(Lines of data)
= = = =

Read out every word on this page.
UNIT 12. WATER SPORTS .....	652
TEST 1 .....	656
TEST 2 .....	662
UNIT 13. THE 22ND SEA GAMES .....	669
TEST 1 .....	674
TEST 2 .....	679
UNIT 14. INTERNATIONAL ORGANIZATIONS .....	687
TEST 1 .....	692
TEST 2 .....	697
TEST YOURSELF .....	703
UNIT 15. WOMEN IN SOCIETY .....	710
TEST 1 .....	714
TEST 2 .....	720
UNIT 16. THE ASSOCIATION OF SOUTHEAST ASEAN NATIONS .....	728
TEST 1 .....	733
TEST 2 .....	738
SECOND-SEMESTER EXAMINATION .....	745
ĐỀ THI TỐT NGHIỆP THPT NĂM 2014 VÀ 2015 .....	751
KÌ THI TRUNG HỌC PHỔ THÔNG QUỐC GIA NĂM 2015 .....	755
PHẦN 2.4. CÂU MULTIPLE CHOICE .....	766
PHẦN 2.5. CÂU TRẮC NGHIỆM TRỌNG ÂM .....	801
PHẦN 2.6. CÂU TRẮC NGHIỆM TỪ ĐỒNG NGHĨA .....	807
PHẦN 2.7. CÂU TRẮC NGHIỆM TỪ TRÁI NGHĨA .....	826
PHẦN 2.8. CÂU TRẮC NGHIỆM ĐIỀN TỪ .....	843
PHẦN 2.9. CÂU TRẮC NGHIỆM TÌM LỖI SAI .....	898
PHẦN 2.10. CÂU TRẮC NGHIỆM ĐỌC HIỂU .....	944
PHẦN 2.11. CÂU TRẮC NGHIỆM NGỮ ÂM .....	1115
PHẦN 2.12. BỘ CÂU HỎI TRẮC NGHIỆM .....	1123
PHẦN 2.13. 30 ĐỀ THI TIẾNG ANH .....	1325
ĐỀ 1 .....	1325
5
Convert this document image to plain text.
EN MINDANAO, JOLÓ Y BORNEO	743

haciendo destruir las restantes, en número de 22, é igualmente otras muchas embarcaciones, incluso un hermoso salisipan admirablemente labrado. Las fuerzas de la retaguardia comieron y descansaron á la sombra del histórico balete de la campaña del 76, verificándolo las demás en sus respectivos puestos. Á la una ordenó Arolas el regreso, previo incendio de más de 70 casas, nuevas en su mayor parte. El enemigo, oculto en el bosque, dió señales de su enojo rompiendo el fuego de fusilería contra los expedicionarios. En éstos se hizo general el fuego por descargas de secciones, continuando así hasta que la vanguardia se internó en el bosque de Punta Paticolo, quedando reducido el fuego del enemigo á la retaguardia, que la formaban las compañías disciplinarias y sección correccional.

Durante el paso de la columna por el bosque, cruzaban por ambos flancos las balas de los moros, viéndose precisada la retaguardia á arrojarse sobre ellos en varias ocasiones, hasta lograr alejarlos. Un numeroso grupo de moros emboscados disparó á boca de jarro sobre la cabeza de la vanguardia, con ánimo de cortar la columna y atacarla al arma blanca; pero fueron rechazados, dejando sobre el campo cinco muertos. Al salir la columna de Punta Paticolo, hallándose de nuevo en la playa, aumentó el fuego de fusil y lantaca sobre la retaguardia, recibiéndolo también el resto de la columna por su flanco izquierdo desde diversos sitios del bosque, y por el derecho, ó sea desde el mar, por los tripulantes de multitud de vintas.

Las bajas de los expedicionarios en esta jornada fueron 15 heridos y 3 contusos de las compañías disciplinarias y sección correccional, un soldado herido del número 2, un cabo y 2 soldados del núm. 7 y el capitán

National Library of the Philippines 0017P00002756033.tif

= = = =

== INSTRUCTION ==
Every record shown above must be echoed exactly.

== RESULT ==
Read out every word on this page.
UNIT 12. WATER SPORTS .....	652
TEST 1 .....	656
TEST 2 .....	662
UNIT 13. THE 22ND SEA GAMES .....	669
TEST 1 .....	674
TEST 2 .....	679
UNIT 14. INTERNATIONAL ORGANIZATIONS .....	687
TEST 1 .....	692
TEST 2 .....	697
TEST YOURSELF .....	703
UNIT 15. WOMEN IN SOCIETY .....	710
TEST 1 .....	714
TEST 2 .....	720
UNIT 16. THE ASSOCIATION OF SOUTHEAST ASEAN NATIONS .....	728
TEST 1 .....	733
TEST 2 .....	738
SECOND-SEMESTER EXAMINATION .....	745
ĐỀ THI TỐT NGHIỆP THPT NĂM 2014 VÀ 2015 .....	751
KÌ THI TRUNG HỌC PHỔ THÔNG QUỐC GIA NĂM 2015 .....	755
PHẦN 2.4. CÂU MULTIPLE CHOICE .....	766
PHẦN 2.5. CÂU TRẮC NGHIỆM TRỌNG ÂM .....	801
PHẦN 2.6. CÂU TRẮC NGHIỆM TỪ ĐỒNG NGHĨA .....	807
PHẦN 2.7. CÂU TRẮC NGHIỆM TỪ TRÁI NGHĨA .....	826
PHẦN 2.8. CÂU TRẮC NGHIỆM ĐIỀN TỪ .....	843
PHẦN 2.9. CÂU TRẮC NGHIỆM TÌM LỖI SAI .....	898
PHẦN 2.10. CÂU TRẮC NGHIỆM ĐỌC HIỂU .....	944
PHẦN 2.11. CÂU TRẮC NGHIỆM NGỮ ÂM .....	1115
PHẦN 2.12. BỘ CÂU HỎI TRẮC NGHIỆM .....	1123
PHẦN 2.13. 30 ĐỀ THI TIẾNG ANH .....	1325
ĐỀ 1 .....	1325
5
Convert this document image to plain text.
EN MINDANAO, JOLÓ Y BORNEO	743

haciendo destruir las restantes, en número de 22, é igualmente otras muchas embarcaciones, incluso un hermoso salisipan admirablemente labrado. Las fuerzas de la retaguardia comieron y descansaron á la sombra del histórico balete de la campaña del 76, verificándolo las demás en sus respectivos puestos. Á la una ordenó Arolas el regreso, previo incendio de más de 70 casas, nuevas en su mayor parte. El enemigo, oculto en el bosque, dió señales de su enojo rompiendo el fuego de fusilería contra los expedicionarios. En éstos se hizo general el fuego por descargas de secciones, continuando así hasta que la vanguardia se internó en el bosque de Punta Paticolo, quedando reducido el fuego del enemigo á la retaguardia, que la formaban las compañías disciplinarias y sección correccional.

Durante el paso de la columna por el bosque, cruzaban por ambos flancos las balas de los moros, viéndose precisada la retaguardia á arrojarse sobre ellos en varias ocasiones, hasta lograr alejarlos. Un numeroso grupo de moros emboscados disparó á boca de jarro sobre la cabeza de la vanguardia, con ánimo de cortar la columna y atacarla al arma blanca; pero fueron rechazados, dejando sobre el campo cinco muertos. Al salir la columna de Punta Paticolo, hallándose de nuevo en la playa, aumentó el fuego de fusil y lantaca sobre la retaguardia, recibiéndolo también el resto de la columna por su flanco izquierdo desde diversos sitios del bosque, y por el derecho, ó sea desde el mar, por los tripulantes de multitud de vintas.

Las bajas de los expedicionarios en esta jornada fueron 15 heridos y 3 contusos de las compañías disciplinarias y sección correccional, un soldado herido del número 2, un cabo y 2 soldados del núm. 7 y el capitán

National Library of the Philippines 0017P00002756033.tif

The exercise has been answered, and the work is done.